▶ **GIVEN INSTRUCTION**: Please decide whether each statement agrees with the parliamentary debate excerpt, giving yes or no and quoting the words of the excerpt that settle it. (a) The Member for Walthamstow, West expects the federalists to emerge. (b) The speaker holds that the whole of the Budget-making procedures will become subject to Clause 1(3). (c) The Chancellor of the Duchy of Lancaster went back to 1967 in making his argument.

Does my hon. Friend agree that that is precisely the basis of the Government's argument for entry? The Chancellor of the Duchy of Lancaster argued in his last speech that it did not matter what was in the Bill or the treaties—it was the practice that counted—and he went back to 1967 in arguing that point. Some of the strongest arguments over the past two years from the Dispatch Box have been that it did not matter because people ignored it anyway. Perhaps he is now trying to say that the Bill does not matter. This is the whole theory behind the Bill.

I am obliged to my hon. Friend. That is the point I have been attempting to make. If the case of the Chancellor of the Duchy of Lancaster is that the law as it will affect us is not what is laid down in statutes, regulations, directives and so on, but the common practice, we need to know exactly what that common practice is and where we can get away with breaches of it with impunity; but the Government will not say that. When pressed to say what they intend to ignore, the Government will not admit to anything. They cannot expect us to believe that they will be much purer in their behaviour than are the Six initial member States.

My hon. Friend the Member for Walthamstow, West (Mr. Deakins) challenged the federalists and said he thought they would all emerge. My view is that they will not emerge but will get further and further into hiding and will not at any time appear in their true colours.

The right hon. Member for Wolverhampton, South-West (Mr. Powell) said that the effect of subsection (3), taking it with what goes before, is that for future law-making purposes we shall be dealing with questions of the Royal Prerogative, and we shall no longer have legislative power in the House of Commons over a vast range of matters. What is not clear to many hon. Members is the extent to which we shall be sacrificing our legislative rights. The whole of our Budget-making process will inexorably become subject to the provisions of Clause 1(3). I exaggerate slightly—not the whole of our Budget-making procedures, but all those which will be subordinate to the harmonisation intentions of the Community with respect to V.A.T., corporation tax, social security taxes and benefits and tariff changes. All these will eventually become subject to the subsections of Clause 1 which refer to the superiority of Community treaties over the law-making procedures of our country.

I shall not attempt to delay the Committee longer on this point tonight. I hope to catch the Chairman's eye at some more favourable time to speak on these Amendments. Some of the things that the Chancellor of the Duchy of Lancaster has said with his usual blandness this evening were among the most startling I have heard since I became a Member. Although that has been a short time. I have heard some very startling things.

[Source records]
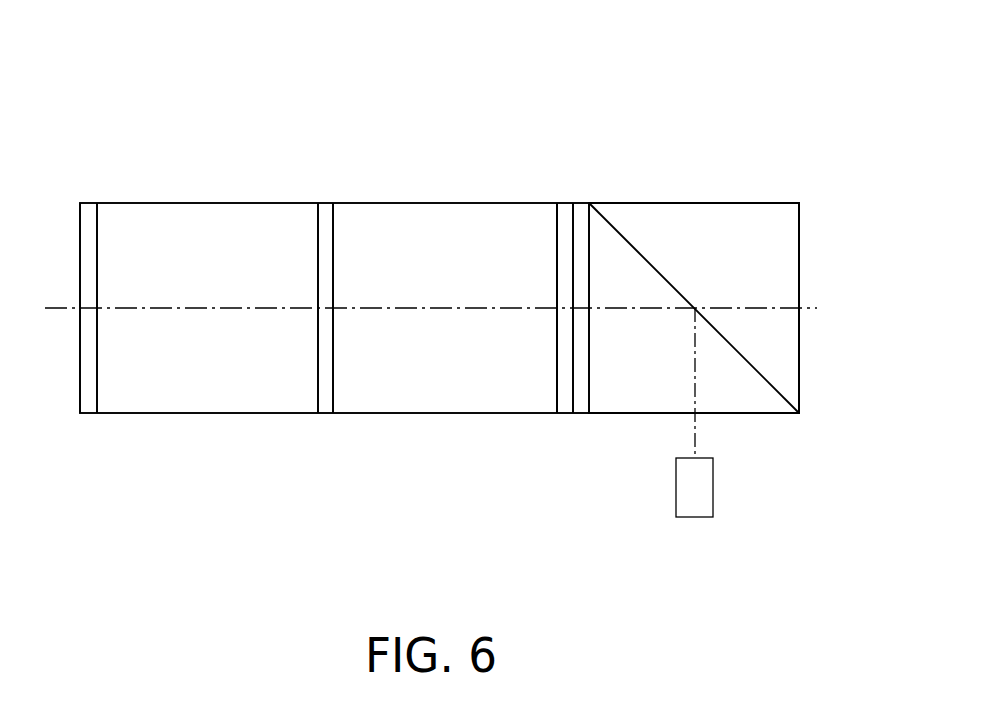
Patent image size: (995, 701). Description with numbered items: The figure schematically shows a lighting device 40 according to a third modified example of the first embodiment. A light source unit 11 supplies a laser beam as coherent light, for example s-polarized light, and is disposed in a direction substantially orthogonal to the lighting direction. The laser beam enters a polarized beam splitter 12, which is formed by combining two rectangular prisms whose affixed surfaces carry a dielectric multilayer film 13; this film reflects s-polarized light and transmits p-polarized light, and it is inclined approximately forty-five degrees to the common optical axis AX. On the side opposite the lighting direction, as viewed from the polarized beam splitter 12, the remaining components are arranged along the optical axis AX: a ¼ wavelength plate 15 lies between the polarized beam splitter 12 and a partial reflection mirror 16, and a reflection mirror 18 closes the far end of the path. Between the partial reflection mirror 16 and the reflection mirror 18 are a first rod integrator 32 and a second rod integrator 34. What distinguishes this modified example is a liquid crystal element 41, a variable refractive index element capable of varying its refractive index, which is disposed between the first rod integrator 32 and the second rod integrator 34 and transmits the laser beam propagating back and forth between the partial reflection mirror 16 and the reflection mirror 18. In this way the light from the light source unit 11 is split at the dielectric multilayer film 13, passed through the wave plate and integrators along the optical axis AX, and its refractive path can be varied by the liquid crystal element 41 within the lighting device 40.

The lighting device 40 is at (190, 168).
The reflection mirror 18 is at (91, 217).
The second rod integrator 34 is at (245, 213).
The liquid crystal element 41 is at (324, 212).
The first rod integrator 32 is at (424, 213).
The partial reflection mirror 16 is at (562, 212).
The ¼ wavelength plate 15 is at (583, 212).
The polarized beam splitter 12 is at (752, 212).
The dielectric multilayer film 13 is at (787, 393).
The light source unit 11 is at (697, 518).
The optical axis AX is at (64, 305).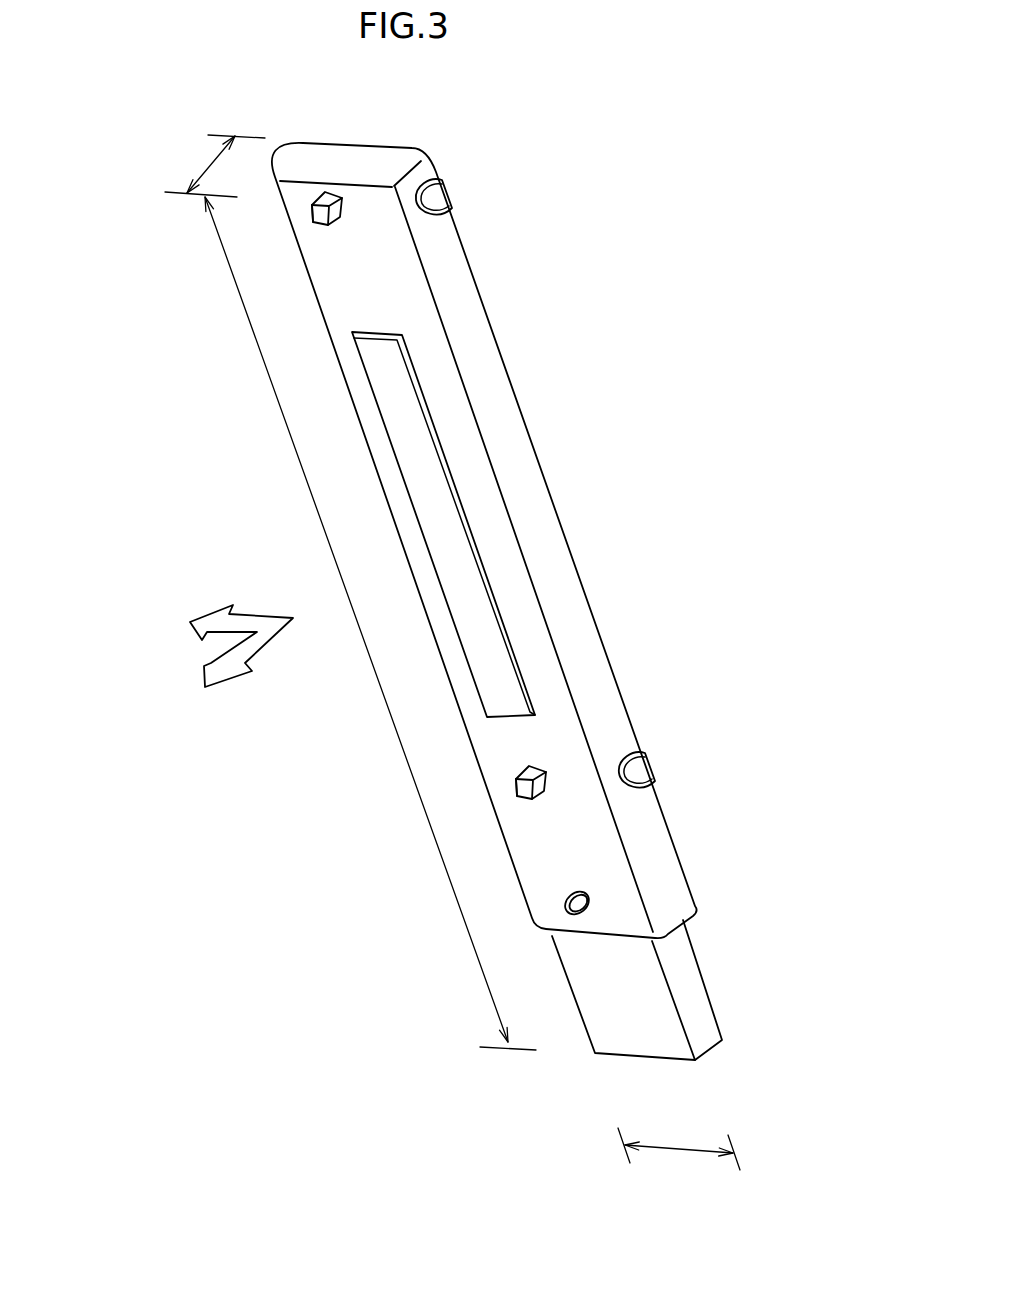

▶ **REPLY TO THE EXERCISE**:
(a) Yes: "challenged the federalists and said he thought they would all emerge"
(b) No: "I exaggerate slightly—not the whole of our Budget-making procedures"
(c) Yes: "he went back to 1967 in arguing that point"